===== Listed entries

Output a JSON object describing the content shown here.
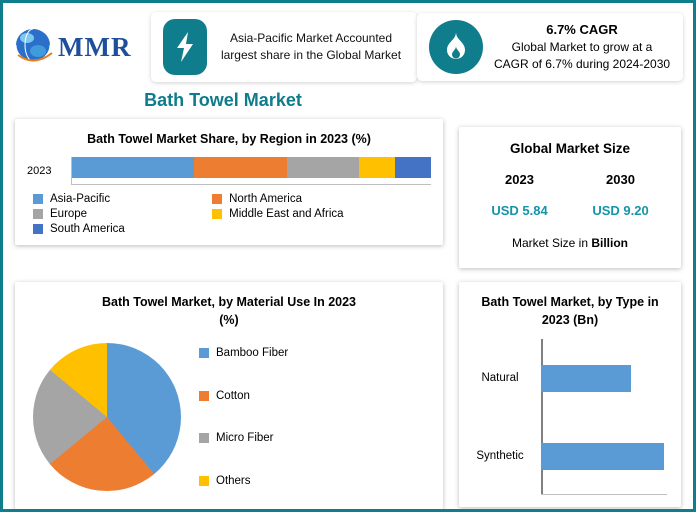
{
  "accent_color": "#0f7d8c",
  "header": {
    "logo_text": "MMR",
    "callout_share": {
      "icon": "lightning-icon",
      "text": "Asia-Pacific Market Accounted largest share in the Global Market"
    },
    "callout_cagr": {
      "icon": "flame-icon",
      "title": "6.7% CAGR",
      "text": "Global Market to grow at a CAGR of 6.7% during 2024-2030"
    }
  },
  "title": "Bath Towel Market",
  "market_size": {
    "title": "Global Market Size",
    "columns": [
      {
        "year": "2023",
        "value": "USD 5.84"
      },
      {
        "year": "2030",
        "value": "USD 9.20"
      }
    ],
    "note_prefix": "Market Size in",
    "note_unit": "Billion",
    "value_color": "#1495a9"
  },
  "chart_data": [
    {
      "id": "region_share",
      "type": "bar",
      "variant": "stacked-horizontal",
      "title": "Bath Towel Market Share, by Region in 2023 (%)",
      "categories": [
        "2023"
      ],
      "series": [
        {
          "name": "Asia-Pacific",
          "color": "#5b9bd5",
          "values": [
            34
          ]
        },
        {
          "name": "North America",
          "color": "#ed7d31",
          "values": [
            26
          ]
        },
        {
          "name": "Europe",
          "color": "#a5a5a5",
          "values": [
            20
          ]
        },
        {
          "name": "Middle East and Africa",
          "color": "#ffc000",
          "values": [
            10
          ]
        },
        {
          "name": "South America",
          "color": "#4472c4",
          "values": [
            10
          ]
        }
      ],
      "xlim": [
        0,
        100
      ],
      "legend_position": "bottom",
      "grid": false
    },
    {
      "id": "material_use",
      "type": "pie",
      "title": "Bath Towel Market, by Material Use In 2023 (%)",
      "categories": [
        "Bamboo Fiber",
        "Cotton",
        "Micro Fiber",
        "Others"
      ],
      "values": [
        39,
        25,
        22,
        14
      ],
      "colors": [
        "#5b9bd5",
        "#ed7d31",
        "#a5a5a5",
        "#ffc000"
      ],
      "legend_position": "right"
    },
    {
      "id": "by_type",
      "type": "bar",
      "variant": "horizontal",
      "title": "Bath Towel Market, by Type in 2023 (Bn)",
      "categories": [
        "Natural",
        "Synthetic"
      ],
      "values": [
        2.5,
        3.4
      ],
      "color": "#5b9bd5",
      "xlim": [
        0,
        3.6
      ],
      "grid": false
    }
  ]
}
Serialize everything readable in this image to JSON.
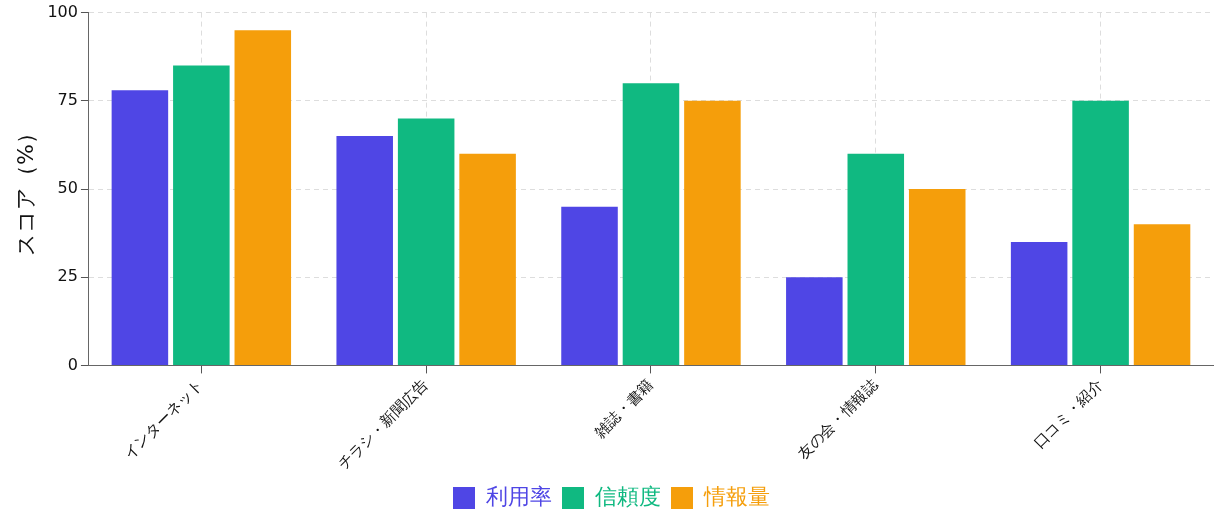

==========

* What is being asked
Write out every line from the entries where "Bath" appears.

* Solution for this task
  "title": "Bath Towel Market",
      "title": "Bath Towel Market Share, by Region in 2023 (%)",
      "title": "Bath Towel Market, by Material Use In 2023 (%)",
      "title": "Bath Towel Market, by Type in 2023 (Bn)",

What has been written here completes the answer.